++++ Dataset content ++++

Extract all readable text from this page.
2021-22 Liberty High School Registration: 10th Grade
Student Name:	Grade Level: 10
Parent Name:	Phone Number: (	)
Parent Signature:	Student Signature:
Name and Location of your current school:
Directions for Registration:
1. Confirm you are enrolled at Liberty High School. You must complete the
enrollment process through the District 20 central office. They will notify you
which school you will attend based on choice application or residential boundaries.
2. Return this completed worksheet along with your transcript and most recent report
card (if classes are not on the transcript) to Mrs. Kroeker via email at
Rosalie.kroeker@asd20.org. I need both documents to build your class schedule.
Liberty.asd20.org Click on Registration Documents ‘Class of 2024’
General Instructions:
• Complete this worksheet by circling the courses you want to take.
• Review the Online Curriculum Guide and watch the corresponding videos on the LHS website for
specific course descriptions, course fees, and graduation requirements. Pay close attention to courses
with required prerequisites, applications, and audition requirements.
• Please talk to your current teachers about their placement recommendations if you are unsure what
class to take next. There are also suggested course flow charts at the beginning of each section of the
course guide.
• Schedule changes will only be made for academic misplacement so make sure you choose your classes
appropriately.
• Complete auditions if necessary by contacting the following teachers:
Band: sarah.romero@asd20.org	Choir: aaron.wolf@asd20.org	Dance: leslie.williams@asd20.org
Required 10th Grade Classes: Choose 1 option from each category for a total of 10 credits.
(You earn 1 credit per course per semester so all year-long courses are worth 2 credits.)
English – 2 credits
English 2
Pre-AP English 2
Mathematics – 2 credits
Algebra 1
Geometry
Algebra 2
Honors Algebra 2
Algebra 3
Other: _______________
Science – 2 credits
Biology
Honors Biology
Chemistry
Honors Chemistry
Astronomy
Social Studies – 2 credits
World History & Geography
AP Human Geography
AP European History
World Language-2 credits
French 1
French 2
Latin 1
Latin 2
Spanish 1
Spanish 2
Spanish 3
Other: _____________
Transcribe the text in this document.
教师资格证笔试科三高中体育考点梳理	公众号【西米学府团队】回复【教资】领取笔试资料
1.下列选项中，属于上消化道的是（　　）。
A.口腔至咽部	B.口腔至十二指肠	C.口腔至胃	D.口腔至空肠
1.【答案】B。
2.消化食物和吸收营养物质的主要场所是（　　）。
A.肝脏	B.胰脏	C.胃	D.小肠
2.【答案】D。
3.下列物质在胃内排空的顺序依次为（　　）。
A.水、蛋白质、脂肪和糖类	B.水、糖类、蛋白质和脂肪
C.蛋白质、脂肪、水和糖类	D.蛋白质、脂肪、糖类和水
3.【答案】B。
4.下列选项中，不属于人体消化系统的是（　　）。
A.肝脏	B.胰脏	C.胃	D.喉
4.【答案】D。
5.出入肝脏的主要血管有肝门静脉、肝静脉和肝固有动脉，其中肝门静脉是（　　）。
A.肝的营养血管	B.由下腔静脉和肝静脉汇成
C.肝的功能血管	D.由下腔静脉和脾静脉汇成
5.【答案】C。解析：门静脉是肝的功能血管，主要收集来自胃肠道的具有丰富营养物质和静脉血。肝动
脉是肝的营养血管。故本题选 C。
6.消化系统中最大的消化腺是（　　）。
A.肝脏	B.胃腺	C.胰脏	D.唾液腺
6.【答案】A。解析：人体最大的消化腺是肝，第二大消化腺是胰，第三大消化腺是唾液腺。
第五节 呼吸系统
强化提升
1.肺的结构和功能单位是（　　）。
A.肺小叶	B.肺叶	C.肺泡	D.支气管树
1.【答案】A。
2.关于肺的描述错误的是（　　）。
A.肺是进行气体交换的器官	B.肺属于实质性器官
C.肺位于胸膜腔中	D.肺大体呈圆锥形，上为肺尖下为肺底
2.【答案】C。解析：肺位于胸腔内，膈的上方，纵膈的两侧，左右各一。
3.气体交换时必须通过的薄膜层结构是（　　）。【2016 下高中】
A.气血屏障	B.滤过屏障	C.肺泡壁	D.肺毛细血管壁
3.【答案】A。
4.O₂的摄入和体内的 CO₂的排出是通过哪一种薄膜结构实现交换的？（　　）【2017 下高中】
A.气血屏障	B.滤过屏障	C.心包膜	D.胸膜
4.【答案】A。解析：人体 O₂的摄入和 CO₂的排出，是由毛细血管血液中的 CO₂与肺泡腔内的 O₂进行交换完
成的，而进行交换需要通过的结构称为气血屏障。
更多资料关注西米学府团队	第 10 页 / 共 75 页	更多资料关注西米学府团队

++++

▸ **What to work on**: Return each line of the data exactly as written above.

▸ **Exercise answer**:
Extract all readable text from this page.
2021-22 Liberty High School Registration: 10th Grade
Student Name:	Grade Level: 10
Parent Name:	Phone Number: (	)
Parent Signature:	Student Signature:
Name and Location of your current school:
Directions for Registration:
1. Confirm you are enrolled at Liberty High School. You must complete the
enrollment process through the District 20 central office. They will notify you
which school you will attend based on choice application or residential boundaries.
2. Return this completed worksheet along with your transcript and most recent report
card (if classes are not on the transcript) to Mrs. Kroeker via email at
Rosalie.kroeker@asd20.org. I need both documents to build your class schedule.
Liberty.asd20.org Click on Registration Documents ‘Class of 2024’
General Instructions:
• Complete this worksheet by circling the courses you want to take.
• Review the Online Curriculum Guide and watch the corresponding videos on the LHS website for
specific course descriptions, course fees, and graduation requirements. Pay close attention to courses
with required prerequisites, applications, and audition requirements.
• Please talk to your current teachers about their placement recommendations if you are unsure what
class to take next. There are also suggested course flow charts at the beginning of each section of the
course guide.
• Schedule changes will only be made for academic misplacement so make sure you choose your classes
appropriately.
• Complete auditions if necessary by contacting the following teachers:
Band: sarah.romero@asd20.org	Choir: aaron.wolf@asd20.org	Dance: leslie.williams@asd20.org
Required 10th Grade Classes: Choose 1 option from each category for a total of 10 credits.
(You earn 1 credit per course per semester so all year-long courses are worth 2 credits.)
English – 2 credits
English 2
Pre-AP English 2
Mathematics – 2 credits
Algebra 1
Geometry
Algebra 2
Honors Algebra 2
Algebra 3
Other: _______________
Science – 2 credits
Biology
Honors Biology
Chemistry
Honors Chemistry
Astronomy
Social Studies – 2 credits
World History & Geography
AP Human Geography
AP European History
World Language-2 credits
French 1
French 2
Latin 1
Latin 2
Spanish 1
Spanish 2
Spanish 3
Other: _____________
Transcribe the text in this document.
教师资格证笔试科三高中体育考点梳理	公众号【西米学府团队】回复【教资】领取笔试资料
1.下列选项中，属于上消化道的是（　　）。
A.口腔至咽部	B.口腔至十二指肠	C.口腔至胃	D.口腔至空肠
1.【答案】B。
2.消化食物和吸收营养物质的主要场所是（　　）。
A.肝脏	B.胰脏	C.胃	D.小肠
2.【答案】D。
3.下列物质在胃内排空的顺序依次为（　　）。
A.水、蛋白质、脂肪和糖类	B.水、糖类、蛋白质和脂肪
C.蛋白质、脂肪、水和糖类	D.蛋白质、脂肪、糖类和水
3.【答案】B。
4.下列选项中，不属于人体消化系统的是（　　）。
A.肝脏	B.胰脏	C.胃	D.喉
4.【答案】D。
5.出入肝脏的主要血管有肝门静脉、肝静脉和肝固有动脉，其中肝门静脉是（　　）。
A.肝的营养血管	B.由下腔静脉和肝静脉汇成
C.肝的功能血管	D.由下腔静脉和脾静脉汇成
5.【答案】C。解析：门静脉是肝的功能血管，主要收集来自胃肠道的具有丰富营养物质和静脉血。肝动
脉是肝的营养血管。故本题选 C。
6.消化系统中最大的消化腺是（　　）。
A.肝脏	B.胃腺	C.胰脏	D.唾液腺
6.【答案】A。解析：人体最大的消化腺是肝，第二大消化腺是胰，第三大消化腺是唾液腺。
第五节 呼吸系统
强化提升
1.肺的结构和功能单位是（　　）。
A.肺小叶	B.肺叶	C.肺泡	D.支气管树
1.【答案】A。
2.关于肺的描述错误的是（　　）。
A.肺是进行气体交换的器官	B.肺属于实质性器官
C.肺位于胸膜腔中	D.肺大体呈圆锥形，上为肺尖下为肺底
2.【答案】C。解析：肺位于胸腔内，膈的上方，纵膈的两侧，左右各一。
3.气体交换时必须通过的薄膜层结构是（　　）。【2016 下高中】
A.气血屏障	B.滤过屏障	C.肺泡壁	D.肺毛细血管壁
3.【答案】A。
4.O₂的摄入和体内的 CO₂的排出是通过哪一种薄膜结构实现交换的？（　　）【2017 下高中】
A.气血屏障	B.滤过屏障	C.心包膜	D.胸膜
4.【答案】A。解析：人体 O₂的摄入和 CO₂的排出，是由毛细血管血液中的 CO₂与肺泡腔内的 O₂进行交换完
成的，而进行交换需要通过的结构称为气血屏障。
更多资料关注西米学府团队	第 10 页 / 共 75 页	更多资料关注西米学府团队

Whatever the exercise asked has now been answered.